**What to do**.
Everything from the line that holds "Transcribe the text in this document." through the end of the data below should be output exactly, both ends included.

**Raw data**.
________________________

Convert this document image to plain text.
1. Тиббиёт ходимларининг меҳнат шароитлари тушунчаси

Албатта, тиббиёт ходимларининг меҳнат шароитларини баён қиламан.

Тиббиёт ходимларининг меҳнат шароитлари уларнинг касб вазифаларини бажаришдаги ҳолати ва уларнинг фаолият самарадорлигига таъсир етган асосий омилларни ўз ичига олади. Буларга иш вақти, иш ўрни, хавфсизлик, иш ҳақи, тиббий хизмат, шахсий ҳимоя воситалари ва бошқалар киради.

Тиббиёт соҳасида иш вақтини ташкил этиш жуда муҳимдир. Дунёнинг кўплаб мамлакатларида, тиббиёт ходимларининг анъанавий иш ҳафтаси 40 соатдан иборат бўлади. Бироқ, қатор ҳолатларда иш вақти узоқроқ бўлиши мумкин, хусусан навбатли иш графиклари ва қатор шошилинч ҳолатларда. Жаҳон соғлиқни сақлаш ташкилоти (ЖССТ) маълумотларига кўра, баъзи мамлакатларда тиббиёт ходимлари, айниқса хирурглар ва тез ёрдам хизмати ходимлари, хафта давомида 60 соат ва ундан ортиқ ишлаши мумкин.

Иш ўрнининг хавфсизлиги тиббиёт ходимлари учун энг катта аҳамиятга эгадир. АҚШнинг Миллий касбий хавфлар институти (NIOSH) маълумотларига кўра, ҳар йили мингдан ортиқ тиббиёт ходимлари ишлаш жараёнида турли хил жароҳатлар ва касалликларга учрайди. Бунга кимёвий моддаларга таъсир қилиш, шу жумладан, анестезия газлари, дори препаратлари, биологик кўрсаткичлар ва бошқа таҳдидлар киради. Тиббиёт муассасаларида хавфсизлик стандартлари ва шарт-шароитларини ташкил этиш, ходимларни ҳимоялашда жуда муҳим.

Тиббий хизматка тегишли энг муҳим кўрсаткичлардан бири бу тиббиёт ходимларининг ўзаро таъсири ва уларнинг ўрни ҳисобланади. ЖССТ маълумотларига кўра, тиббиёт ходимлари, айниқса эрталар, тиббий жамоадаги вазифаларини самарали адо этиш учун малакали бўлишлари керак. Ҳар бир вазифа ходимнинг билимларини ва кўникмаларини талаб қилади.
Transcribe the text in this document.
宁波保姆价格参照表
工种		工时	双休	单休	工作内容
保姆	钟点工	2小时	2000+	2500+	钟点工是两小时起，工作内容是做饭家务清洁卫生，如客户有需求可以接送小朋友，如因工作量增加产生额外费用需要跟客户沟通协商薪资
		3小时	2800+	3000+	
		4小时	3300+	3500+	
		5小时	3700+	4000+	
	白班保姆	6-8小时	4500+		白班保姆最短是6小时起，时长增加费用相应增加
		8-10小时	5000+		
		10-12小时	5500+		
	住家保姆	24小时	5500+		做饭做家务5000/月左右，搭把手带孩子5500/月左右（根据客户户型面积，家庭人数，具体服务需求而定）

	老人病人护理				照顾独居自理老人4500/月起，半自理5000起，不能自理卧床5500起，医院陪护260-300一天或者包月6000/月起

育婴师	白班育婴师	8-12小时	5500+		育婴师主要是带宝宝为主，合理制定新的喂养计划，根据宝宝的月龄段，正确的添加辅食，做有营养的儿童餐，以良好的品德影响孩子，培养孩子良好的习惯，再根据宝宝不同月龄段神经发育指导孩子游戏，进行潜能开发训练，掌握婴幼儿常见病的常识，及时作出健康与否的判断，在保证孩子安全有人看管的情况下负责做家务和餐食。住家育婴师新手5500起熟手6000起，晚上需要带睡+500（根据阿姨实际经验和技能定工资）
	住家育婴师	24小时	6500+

________________________

**Response to the exercise**.
Transcribe the text in this document.
宁波保姆价格参照表
工种		工时	双休	单休	工作内容
保姆	钟点工	2小时	2000+	2500+	钟点工是两小时起，工作内容是做饭家务清洁卫生，如客户有需求可以接送小朋友，如因工作量增加产生额外费用需要跟客户沟通协商薪资
		3小时	2800+	3000+	
		4小时	3300+	3500+	
		5小时	3700+	4000+	
	白班保姆	6-8小时	4500+		白班保姆最短是6小时起，时长增加费用相应增加
		8-10小时	5000+		
		10-12小时	5500+		
	住家保姆	24小时	5500+		做饭做家务5000/月左右，搭把手带孩子5500/月左右（根据客户户型面积，家庭人数，具体服务需求而定）

	老人病人护理				照顾独居自理老人4500/月起，半自理5000起，不能自理卧床5500起，医院陪护260-300一天或者包月6000/月起

育婴师	白班育婴师	8-12小时	5500+		育婴师主要是带宝宝为主，合理制定新的喂养计划，根据宝宝的月龄段，正确的添加辅食，做有营养的儿童餐，以良好的品德影响孩子，培养孩子良好的习惯，再根据宝宝不同月龄段神经发育指导孩子游戏，进行潜能开发训练，掌握婴幼儿常见病的常识，及时作出健康与否的判断，在保证孩子安全有人看管的情况下负责做家务和餐食。住家育婴师新手5500起熟手6000起，晚上需要带睡+500（根据阿姨实际经验和技能定工资）
	住家育婴师	24小时	6500+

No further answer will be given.